[Figure dataset records]
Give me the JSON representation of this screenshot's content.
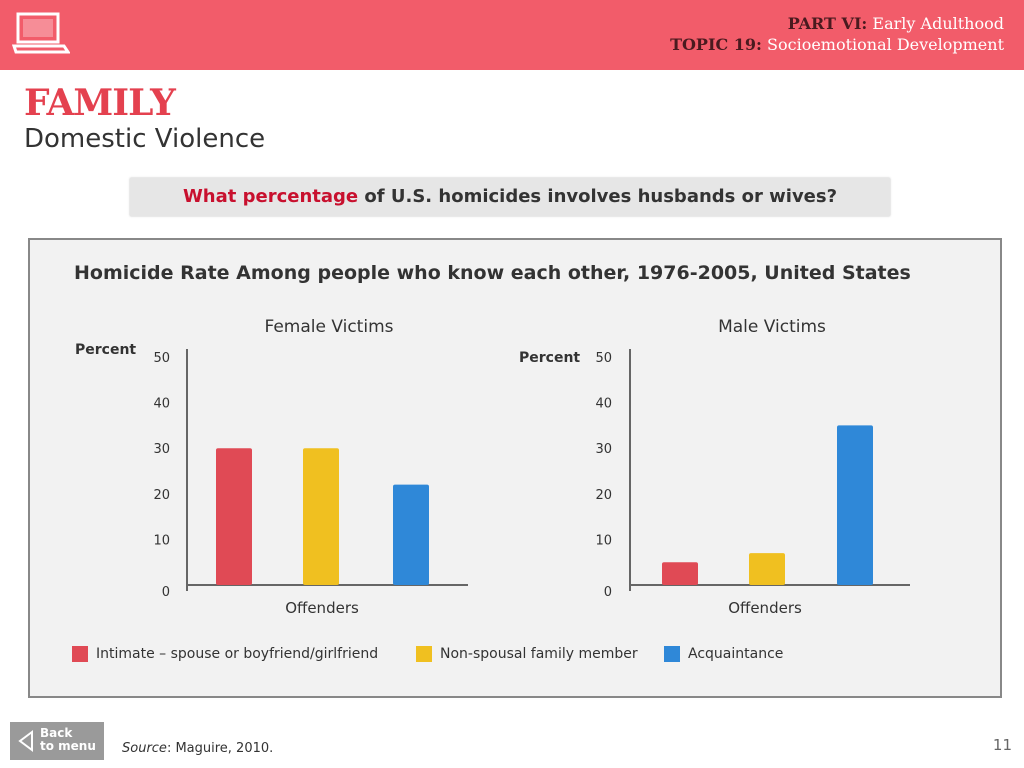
{
  "header": {
    "part_key": "PART VI:",
    "part_value": "Early Adulthood",
    "topic_key": "TOPIC 19:",
    "topic_value": "Socioemotional Development"
  },
  "title": "FAMILY",
  "subtitle": "Domestic Violence",
  "question": {
    "highlight": "What percentage",
    "rest": " of U.S. homicides involves husbands or wives?"
  },
  "footer": {
    "back_line1": "Back",
    "back_line2": "to menu",
    "source_label": "Source",
    "source_text": ": Maguire, 2010.",
    "page_number": "11"
  },
  "colors": {
    "intimate": "#e04a55",
    "family": "#f0c020",
    "acquaintance": "#2f88d8",
    "header": "#f25c6a"
  },
  "chart_data": {
    "type": "bar",
    "title": "Homicide Rate Among people who know each other, 1976-2005, United States",
    "legend": [
      "Intimate – spouse or boyfriend/girlfriend",
      "Non-spousal family member",
      "Acquaintance"
    ],
    "charts": [
      {
        "subtitle": "Female Victims",
        "ylabel": "Percent",
        "xlabel": "Offenders",
        "ylim": [
          0,
          50
        ],
        "yticks": [
          "0",
          "10",
          "20",
          "30",
          "40",
          "50"
        ],
        "values": [
          30,
          30,
          22
        ]
      },
      {
        "subtitle": "Male Victims",
        "ylabel": "Percent",
        "xlabel": "Offenders",
        "ylim": [
          0,
          50
        ],
        "yticks": [
          "0",
          "10",
          "20",
          "30",
          "40",
          "50"
        ],
        "values": [
          5,
          7,
          35
        ]
      }
    ]
  }
}
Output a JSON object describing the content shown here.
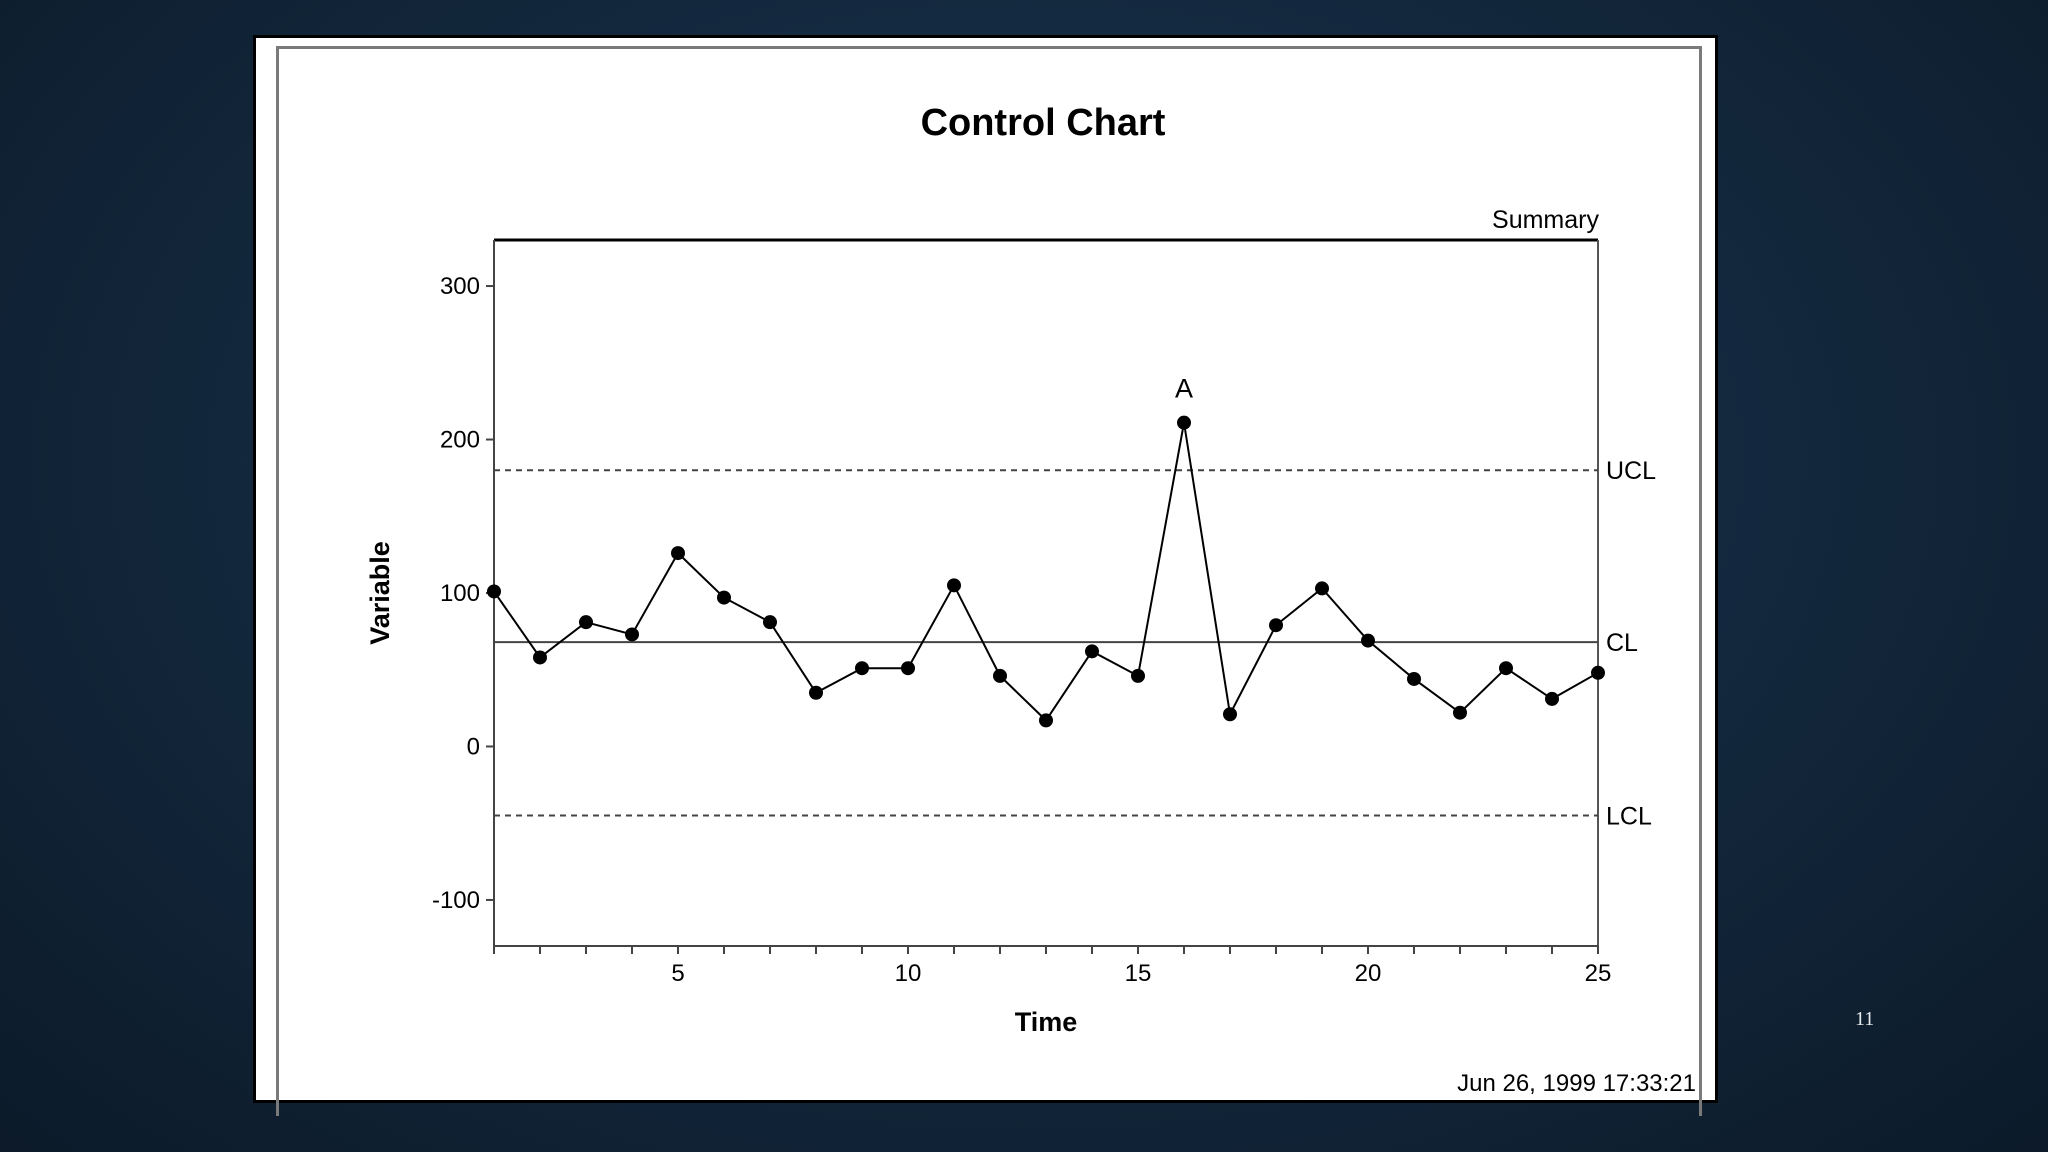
{
  "slide": {
    "page_number": "11"
  },
  "chart_data": {
    "type": "line",
    "title": "Control Chart",
    "subtitle": "Summary",
    "xlabel": "Time",
    "ylabel": "Variable",
    "timestamp": "Jun 26, 1999 17:33:21",
    "xlim": [
      1,
      25
    ],
    "ylim": [
      -130,
      330
    ],
    "x_ticks_labeled": [
      5,
      10,
      15,
      20,
      25
    ],
    "y_ticks": [
      300,
      200,
      100,
      0,
      -100
    ],
    "x": [
      1,
      2,
      3,
      4,
      5,
      6,
      7,
      8,
      9,
      10,
      11,
      12,
      13,
      14,
      15,
      16,
      17,
      18,
      19,
      20,
      21,
      22,
      23,
      24,
      25
    ],
    "values": [
      101,
      58,
      81,
      73,
      126,
      97,
      81,
      35,
      51,
      51,
      105,
      46,
      17,
      62,
      46,
      211,
      21,
      79,
      103,
      69,
      44,
      22,
      51,
      31,
      48
    ],
    "control_limits": [
      {
        "label": "UCL",
        "value": 180,
        "style": "dashed"
      },
      {
        "label": "CL",
        "value": 68,
        "style": "solid"
      },
      {
        "label": "LCL",
        "value": -45,
        "style": "dashed"
      }
    ],
    "annotations": [
      {
        "x": 16,
        "text": "A"
      }
    ],
    "grid": false,
    "legend": "none",
    "colors": {
      "line": "#000000",
      "frame_bg": "#ffffff"
    }
  }
}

▶ **Problem to solve**
Set down all the entries exactly as they appear, but skip any pictures.

▶ **Task result**
Give me the JSON representation of this screenshot's content.
{
  "header": {
    "part_key": "PART VI:",
    "part_value": "Early Adulthood",
    "topic_key": "TOPIC 19:",
    "topic_value": "Socioemotional Development"
  },
  "title": "FAMILY",
  "subtitle": "Domestic Violence",
  "question": {
    "highlight": "What percentage",
    "rest": " of U.S. homicides involves husbands or wives?"
  },
  "footer": {
    "back_line1": "Back",
    "back_line2": "to menu",
    "source_label": "Source",
    "source_text": ": Maguire, 2010.",
    "page_number": "11"
  },
  "colors": {
    "intimate": "#e04a55",
    "family": "#f0c020",
    "acquaintance": "#2f88d8",
    "header": "#f25c6a"
  },
  "chart_data": {
    "type": "bar",
    "title": "Homicide Rate Among people who know each other, 1976-2005, United States",
    "legend": [
      "Intimate – spouse or boyfriend/girlfriend",
      "Non-spousal family member",
      "Acquaintance"
    ],
    "charts": [
      {
        "subtitle": "Female Victims",
        "ylabel": "Percent",
        "xlabel": "Offenders",
        "ylim": [
          0,
          50
        ],
        "yticks": [
          "0",
          "10",
          "20",
          "30",
          "40",
          "50"
        ],
        "values": [
          30,
          30,
          22
        ]
      },
      {
        "subtitle": "Male Victims",
        "ylabel": "Percent",
        "xlabel": "Offenders",
        "ylim": [
          0,
          50
        ],
        "yticks": [
          "0",
          "10",
          "20",
          "30",
          "40",
          "50"
        ],
        "values": [
          5,
          7,
          35
        ]
      }
    ]
  }
}
Output a JSON object describing the content shown here.
{
  "slide": {
    "page_number": "11"
  },
  "chart_data": {
    "type": "line",
    "title": "Control Chart",
    "subtitle": "Summary",
    "xlabel": "Time",
    "ylabel": "Variable",
    "timestamp": "Jun 26, 1999 17:33:21",
    "xlim": [
      1,
      25
    ],
    "ylim": [
      -130,
      330
    ],
    "x_ticks_labeled": [
      5,
      10,
      15,
      20,
      25
    ],
    "y_ticks": [
      300,
      200,
      100,
      0,
      -100
    ],
    "x": [
      1,
      2,
      3,
      4,
      5,
      6,
      7,
      8,
      9,
      10,
      11,
      12,
      13,
      14,
      15,
      16,
      17,
      18,
      19,
      20,
      21,
      22,
      23,
      24,
      25
    ],
    "values": [
      101,
      58,
      81,
      73,
      126,
      97,
      81,
      35,
      51,
      51,
      105,
      46,
      17,
      62,
      46,
      211,
      21,
      79,
      103,
      69,
      44,
      22,
      51,
      31,
      48
    ],
    "control_limits": [
      {
        "label": "UCL",
        "value": 180,
        "style": "dashed"
      },
      {
        "label": "CL",
        "value": 68,
        "style": "solid"
      },
      {
        "label": "LCL",
        "value": -45,
        "style": "dashed"
      }
    ],
    "annotations": [
      {
        "x": 16,
        "text": "A"
      }
    ],
    "grid": false,
    "legend": "none",
    "colors": {
      "line": "#000000",
      "frame_bg": "#ffffff"
    }
  }
}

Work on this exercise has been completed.